* EXERCISE DIRECTIONS
Leaving the pictures aside, restate all of the data exactly.

(Document layout detection data)
:::::

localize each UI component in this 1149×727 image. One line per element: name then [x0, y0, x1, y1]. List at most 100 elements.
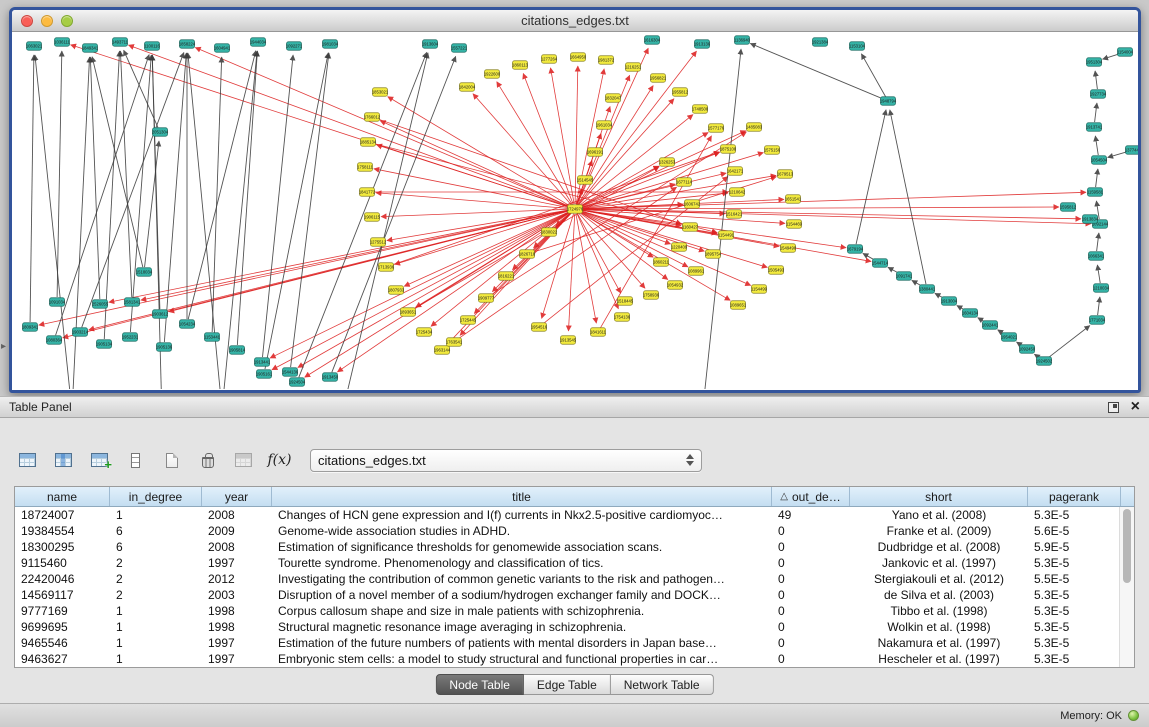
graph-node[interactable]: 1725445 — [460, 316, 477, 325]
graph-node[interactable]: 1220409 — [671, 243, 688, 252]
graph-node[interactable]: 1516421 — [726, 210, 743, 219]
graph-node[interactable]: 1616304 — [644, 36, 661, 45]
graph-node[interactable]: 1326253 — [659, 158, 676, 167]
graph-node[interactable]: 1544136 — [282, 368, 299, 377]
graph-node[interactable]: 1606742 — [684, 200, 701, 209]
collapse-handle-icon[interactable]: ▸ — [1, 341, 6, 352]
graph-edge[interactable] — [578, 86, 654, 205]
graph-node[interactable]: 1518034 — [136, 268, 153, 277]
column-header[interactable]: year — [202, 487, 272, 506]
graph-node[interactable]: 1905814 — [229, 346, 246, 355]
graph-node[interactable]: 1089961 — [688, 267, 705, 276]
graph-edge[interactable] — [337, 212, 570, 372]
graph-node[interactable]: 1956821 — [650, 74, 667, 83]
graph-node[interactable]: 1922600 — [484, 70, 501, 79]
import-table-button[interactable] — [230, 447, 257, 474]
graph-edge[interactable] — [580, 131, 746, 207]
graph-node[interactable]: 1154499 — [751, 285, 768, 294]
column-header[interactable]: short — [850, 487, 1028, 506]
graph-node[interactable]: 1154004 — [1117, 48, 1134, 57]
graph-node[interactable]: 1826718 — [519, 250, 536, 259]
graph-node[interactable]: 1210642 — [729, 188, 746, 197]
graph-node[interactable]: 1159581 — [1087, 188, 1104, 197]
graph-node[interactable]: 1275512 — [370, 238, 387, 247]
graph-node[interactable]: 1544714 — [872, 259, 889, 268]
column-header[interactable]: in_degree — [110, 487, 202, 506]
graph-node[interactable]: 1860113 — [512, 61, 529, 70]
graph-node[interactable]: 1809341 — [22, 323, 39, 332]
table-row[interactable]: 911546021997Tourette syndrome. Phenomeno… — [15, 555, 1134, 571]
graph-node[interactable]: 1089651 — [730, 301, 747, 310]
graph-node[interactable]: 1664950 — [570, 53, 587, 62]
close-panel-icon[interactable]: × — [1131, 401, 1140, 413]
column-header[interactable]: name — [15, 487, 110, 506]
graph-node[interactable]: 1679513 — [777, 170, 794, 179]
graph-node[interactable]: 1642171 — [727, 167, 744, 176]
graph-node[interactable]: 1766012 — [364, 113, 381, 122]
graph-edge[interactable] — [130, 55, 151, 332]
graph-node[interactable]: 1913441 — [254, 358, 271, 367]
graph-node[interactable]: 1849341 — [82, 44, 99, 53]
graph-node[interactable]: 1153441 — [204, 333, 221, 342]
graph-edge[interactable] — [152, 55, 162, 389]
graph-node[interactable]: 1557221 — [451, 44, 468, 53]
add-column-button[interactable] — [86, 447, 113, 474]
table-row[interactable]: 1830029562008Estimation of significance … — [15, 539, 1134, 555]
graph-edge[interactable] — [568, 214, 574, 331]
graph-node[interactable]: 1380441 — [919, 285, 936, 294]
graph-node[interactable]: 1905134 — [96, 340, 113, 349]
graph-node[interactable]: 1725434 — [416, 328, 433, 337]
graph-node[interactable]: 1080364 — [46, 336, 63, 345]
table-row[interactable]: 946362711997Embryonic stem cells: a mode… — [15, 651, 1134, 667]
graph-node[interactable]: 1905136 — [156, 343, 173, 352]
graph-node[interactable]: 1952231 — [122, 333, 139, 342]
graph-node[interactable]: 1954021 — [1001, 333, 1018, 342]
graph-edge[interactable] — [56, 55, 150, 336]
table-row[interactable]: 1872400712008Changes of HCN gene express… — [15, 507, 1134, 523]
graph-edge[interactable] — [551, 68, 575, 204]
graph-node[interactable]: 1577176 — [708, 124, 725, 133]
float-panel-icon[interactable] — [1108, 402, 1119, 413]
table-mode-button[interactable] — [14, 447, 41, 474]
graph-edge[interactable] — [1095, 136, 1098, 155]
graph-node[interactable]: 1875108 — [720, 145, 737, 154]
graph-node[interactable]: 1913741 — [1086, 123, 1103, 132]
show-columns-button[interactable] — [50, 447, 77, 474]
graph-node[interactable]: 1713936 — [378, 263, 395, 272]
graph-node[interactable]: 1981372 — [598, 56, 615, 65]
table-selector[interactable]: citations_edges.txt — [310, 449, 702, 472]
column-header[interactable]: △out_de… — [772, 487, 850, 506]
table-row[interactable]: 946554611997Estimation of the future num… — [15, 635, 1134, 651]
graph-node[interactable]: 1677114 — [676, 178, 693, 187]
graph-node[interactable]: 1853021 — [372, 88, 389, 97]
graph-edge[interactable] — [376, 193, 570, 209]
graph-node[interactable]: 1493711 — [112, 38, 129, 47]
table-row[interactable]: 977716911998Corpus callosum shape and si… — [15, 603, 1134, 619]
graph-node[interactable]: 1549498 — [780, 244, 797, 253]
graph-node[interactable]: 1485083 — [746, 123, 763, 132]
graph-node[interactable]: 1136940 — [734, 36, 751, 45]
graph-node[interactable]: 1518445 — [617, 297, 634, 306]
graph-edge[interactable] — [1098, 297, 1100, 315]
graph-node[interactable]: 1216251 — [625, 63, 642, 72]
graph-edge[interactable] — [72, 57, 89, 389]
graph-edge[interactable] — [104, 51, 119, 339]
graph-node[interactable]: 1961034 — [596, 121, 613, 130]
graph-edge[interactable] — [120, 51, 131, 297]
tab-edge-table[interactable]: Edge Table — [524, 674, 611, 695]
graph-node[interactable]: 1091741 — [896, 272, 913, 281]
graph-edge[interactable] — [212, 57, 222, 332]
function-builder-button[interactable]: f(x) — [266, 447, 293, 474]
graph-edge[interactable] — [265, 53, 328, 369]
graph-node[interactable]: 1153104 — [849, 42, 866, 51]
graph-node[interactable]: 1841772 — [359, 188, 376, 197]
graph-edge[interactable] — [1048, 326, 1090, 358]
scrollbar-thumb[interactable] — [1123, 509, 1131, 583]
graph-node[interactable]: 1514545 — [577, 176, 594, 185]
graph-node[interactable]: 1948794 — [880, 97, 897, 106]
graph-node[interactable]: 1505493 — [768, 266, 785, 275]
graph-node[interactable]: 1154469 — [786, 220, 803, 229]
graph-edge[interactable] — [222, 51, 257, 389]
graph-node[interactable]: 1092271 — [286, 42, 303, 51]
graph-node[interactable]: 1944034 — [250, 38, 267, 47]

:::::

* RESULT BELOW
localize each UI component in this 1149×727 image. One line per element: name then [x0, y0, x1, y1]. List at most 100 elements.
graph-node[interactable]: 1725445 — [460, 316, 477, 325]
graph-node[interactable]: 1220409 — [671, 243, 688, 252]
graph-node[interactable]: 1516421 — [726, 210, 743, 219]
graph-node[interactable]: 1616304 — [644, 36, 661, 45]
graph-node[interactable]: 1326253 — [659, 158, 676, 167]
graph-node[interactable]: 1544136 — [282, 368, 299, 377]
graph-node[interactable]: 1606742 — [684, 200, 701, 209]
collapse-handle-icon[interactable]: ▸ — [1, 341, 6, 352]
graph-edge[interactable] — [578, 86, 654, 205]
graph-node[interactable]: 1518034 — [136, 268, 153, 277]
column-header[interactable]: year — [202, 487, 272, 506]
graph-node[interactable]: 1905814 — [229, 346, 246, 355]
graph-node[interactable]: 1089961 — [688, 267, 705, 276]
graph-edge[interactable] — [337, 212, 570, 372]
graph-node[interactable]: 1956821 — [650, 74, 667, 83]
graph-node[interactable]: 1922600 — [484, 70, 501, 79]
import-table-button[interactable] — [230, 447, 257, 474]
graph-edge[interactable] — [580, 131, 746, 207]
graph-node[interactable]: 1154499 — [751, 285, 768, 294]
column-header[interactable]: short — [850, 487, 1028, 506]
graph-node[interactable]: 1154004 — [1117, 48, 1134, 57]
graph-node[interactable]: 1826718 — [519, 250, 536, 259]
graph-node[interactable]: 1210642 — [729, 188, 746, 197]
graph-node[interactable]: 1159581 — [1087, 188, 1104, 197]
graph-node[interactable]: 1275512 — [370, 238, 387, 247]
graph-node[interactable]: 1544714 — [872, 259, 889, 268]
column-header[interactable]: in_degree — [110, 487, 202, 506]
graph-node[interactable]: 1860113 — [512, 61, 529, 70]
graph-node[interactable]: 1809341 — [22, 323, 39, 332]
table-row[interactable]: 911546021997Tourette syndrome. Phenomeno… — [15, 555, 1134, 571]
graph-node[interactable]: 1089651 — [730, 301, 747, 310]
graph-node[interactable]: 1664950 — [570, 53, 587, 62]
close-panel-icon[interactable]: × — [1131, 401, 1140, 413]
column-header[interactable]: name — [15, 487, 110, 506]
graph-node[interactable]: 1679513 — [777, 170, 794, 179]
graph-node[interactable]: 1642171 — [727, 167, 744, 176]
graph-node[interactable]: 1766012 — [364, 113, 381, 122]
graph-edge[interactable] — [130, 55, 151, 332]
graph-node[interactable]: 1913441 — [254, 358, 271, 367]
graph-node[interactable]: 1849341 — [82, 44, 99, 53]
graph-node[interactable]: 1153441 — [204, 333, 221, 342]
graph-edge[interactable] — [152, 55, 162, 389]
graph-node[interactable]: 1557221 — [451, 44, 468, 53]
add-column-button[interactable] — [86, 447, 113, 474]
table-row[interactable]: 1830029562008Estimation of significance … — [15, 539, 1134, 555]
graph-edge[interactable] — [568, 214, 574, 331]
graph-node[interactable]: 1380441 — [919, 285, 936, 294]
graph-node[interactable]: 1905134 — [96, 340, 113, 349]
graph-node[interactable]: 1725434 — [416, 328, 433, 337]
graph-node[interactable]: 1080364 — [46, 336, 63, 345]
table-row[interactable]: 946362711997Embryonic stem cells: a mode… — [15, 651, 1134, 667]
graph-node[interactable]: 1905136 — [156, 343, 173, 352]
graph-node[interactable]: 1952231 — [122, 333, 139, 342]
graph-node[interactable]: 1954021 — [1001, 333, 1018, 342]
graph-edge[interactable] — [56, 55, 150, 336]
table-row[interactable]: 1872400712008Changes of HCN gene express… — [15, 507, 1134, 523]
graph-edge[interactable] — [551, 68, 575, 204]
graph-node[interactable]: 1577176 — [708, 124, 725, 133]
float-panel-icon[interactable] — [1108, 402, 1119, 413]
table-mode-button[interactable] — [14, 447, 41, 474]
graph-edge[interactable] — [1095, 136, 1098, 155]
graph-node[interactable]: 1875108 — [720, 145, 737, 154]
graph-node[interactable]: 1913741 — [1086, 123, 1103, 132]
show-columns-button[interactable] — [50, 447, 77, 474]
graph-node[interactable]: 1713936 — [378, 263, 395, 272]
graph-node[interactable]: 1981372 — [598, 56, 615, 65]
table-selector[interactable]: citations_edges.txt — [310, 449, 702, 472]
column-header[interactable]: △out_de… — [772, 487, 850, 506]
table-row[interactable]: 946554611997Estimation of the future num… — [15, 635, 1134, 651]
graph-node[interactable]: 1677114 — [676, 178, 693, 187]
graph-node[interactable]: 1853021 — [372, 88, 389, 97]
graph-edge[interactable] — [376, 193, 570, 209]
graph-node[interactable]: 1493711 — [112, 38, 129, 47]
table-row[interactable]: 977716911998Corpus callosum shape and si… — [15, 603, 1134, 619]
graph-node[interactable]: 1549498 — [780, 244, 797, 253]
graph-node[interactable]: 1485083 — [746, 123, 763, 132]
graph-node[interactable]: 1136940 — [734, 36, 751, 45]
graph-node[interactable]: 1518445 — [617, 297, 634, 306]
graph-edge[interactable] — [1098, 297, 1100, 315]
graph-node[interactable]: 1216251 — [625, 63, 642, 72]
graph-edge[interactable] — [72, 57, 89, 389]
graph-edge[interactable] — [104, 51, 119, 339]
graph-node[interactable]: 1961034 — [596, 121, 613, 130]
graph-edge[interactable] — [120, 51, 131, 297]
tab-edge-table[interactable]: Edge Table — [524, 674, 611, 695]
graph-node[interactable]: 1091741 — [896, 272, 913, 281]
graph-edge[interactable] — [212, 57, 222, 332]
function-builder-button[interactable]: f(x) — [266, 447, 293, 474]
graph-edge[interactable] — [265, 53, 328, 369]
graph-node[interactable]: 1153104 — [849, 42, 866, 51]
graph-node[interactable]: 1841772 — [359, 188, 376, 197]
graph-edge[interactable] — [1048, 326, 1090, 358]
scrollbar-thumb[interactable] — [1123, 509, 1131, 583]
graph-node[interactable]: 1514545 — [577, 176, 594, 185]
graph-node[interactable]: 1948794 — [880, 97, 897, 106]
graph-node[interactable]: 1505493 — [768, 266, 785, 275]
graph-node[interactable]: 1154469 — [786, 220, 803, 229]
graph-edge[interactable] — [222, 51, 257, 389]
graph-node[interactable]: 1092271 — [286, 42, 303, 51]
graph-node[interactable]: 1944034 — [250, 38, 267, 47]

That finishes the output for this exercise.